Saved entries
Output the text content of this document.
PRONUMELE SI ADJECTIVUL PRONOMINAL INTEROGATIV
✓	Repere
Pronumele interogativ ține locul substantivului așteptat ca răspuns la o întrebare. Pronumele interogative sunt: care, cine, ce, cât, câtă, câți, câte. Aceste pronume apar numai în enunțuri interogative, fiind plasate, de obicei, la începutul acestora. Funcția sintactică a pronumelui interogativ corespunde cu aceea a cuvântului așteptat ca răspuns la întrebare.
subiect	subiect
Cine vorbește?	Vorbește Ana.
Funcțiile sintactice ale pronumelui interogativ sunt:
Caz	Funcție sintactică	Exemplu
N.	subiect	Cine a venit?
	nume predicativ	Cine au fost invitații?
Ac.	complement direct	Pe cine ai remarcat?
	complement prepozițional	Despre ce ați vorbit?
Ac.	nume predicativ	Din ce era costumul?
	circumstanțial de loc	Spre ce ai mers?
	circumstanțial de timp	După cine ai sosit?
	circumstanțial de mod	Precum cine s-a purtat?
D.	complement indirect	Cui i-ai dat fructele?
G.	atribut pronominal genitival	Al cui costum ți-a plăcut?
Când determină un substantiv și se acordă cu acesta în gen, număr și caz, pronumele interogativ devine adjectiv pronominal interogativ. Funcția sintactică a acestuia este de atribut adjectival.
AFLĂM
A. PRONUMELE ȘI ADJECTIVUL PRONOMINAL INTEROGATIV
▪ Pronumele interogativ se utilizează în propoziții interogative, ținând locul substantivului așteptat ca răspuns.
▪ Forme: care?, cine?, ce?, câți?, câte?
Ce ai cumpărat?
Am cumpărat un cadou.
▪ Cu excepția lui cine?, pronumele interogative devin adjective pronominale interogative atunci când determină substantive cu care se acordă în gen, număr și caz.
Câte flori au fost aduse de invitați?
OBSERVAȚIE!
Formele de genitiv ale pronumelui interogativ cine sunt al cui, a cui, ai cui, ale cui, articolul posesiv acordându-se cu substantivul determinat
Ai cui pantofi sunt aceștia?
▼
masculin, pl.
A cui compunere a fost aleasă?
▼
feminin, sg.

*What you are asked to do*: Quote the listing in full, please, keeping every line exact.

*Response to this exercise*:
Output the text content of this document.
PRONUMELE SI ADJECTIVUL PRONOMINAL INTEROGATIV
✓	Repere
Pronumele interogativ ține locul substantivului așteptat ca răspuns la o întrebare. Pronumele interogative sunt: care, cine, ce, cât, câtă, câți, câte. Aceste pronume apar numai în enunțuri interogative, fiind plasate, de obicei, la începutul acestora. Funcția sintactică a pronumelui interogativ corespunde cu aceea a cuvântului așteptat ca răspuns la întrebare.
subiect	subiect
Cine vorbește?	Vorbește Ana.
Funcțiile sintactice ale pronumelui interogativ sunt:
Caz	Funcție sintactică	Exemplu
N.	subiect	Cine a venit?
	nume predicativ	Cine au fost invitații?
Ac.	complement direct	Pe cine ai remarcat?
	complement prepozițional	Despre ce ați vorbit?
Ac.	nume predicativ	Din ce era costumul?
	circumstanțial de loc	Spre ce ai mers?
	circumstanțial de timp	După cine ai sosit?
	circumstanțial de mod	Precum cine s-a purtat?
D.	complement indirect	Cui i-ai dat fructele?
G.	atribut pronominal genitival	Al cui costum ți-a plăcut?
Când determină un substantiv și se acordă cu acesta în gen, număr și caz, pronumele interogativ devine adjectiv pronominal interogativ. Funcția sintactică a acestuia este de atribut adjectival.
AFLĂM
A. PRONUMELE ȘI ADJECTIVUL PRONOMINAL INTEROGATIV
▪ Pronumele interogativ se utilizează în propoziții interogative, ținând locul substantivului așteptat ca răspuns.
▪ Forme: care?, cine?, ce?, câți?, câte?
Ce ai cumpărat?
Am cumpărat un cadou.
▪ Cu excepția lui cine?, pronumele interogative devin adjective pronominale interogative atunci când determină substantive cu care se acordă în gen, număr și caz.
Câte flori au fost aduse de invitați?
OBSERVAȚIE!
Formele de genitiv ale pronumelui interogativ cine sunt al cui, a cui, ai cui, ale cui, articolul posesiv acordându-se cu substantivul determinat
Ai cui pantofi sunt aceștia?
▼
masculin, pl.
A cui compunere a fost aleasă?
▼
feminin, sg.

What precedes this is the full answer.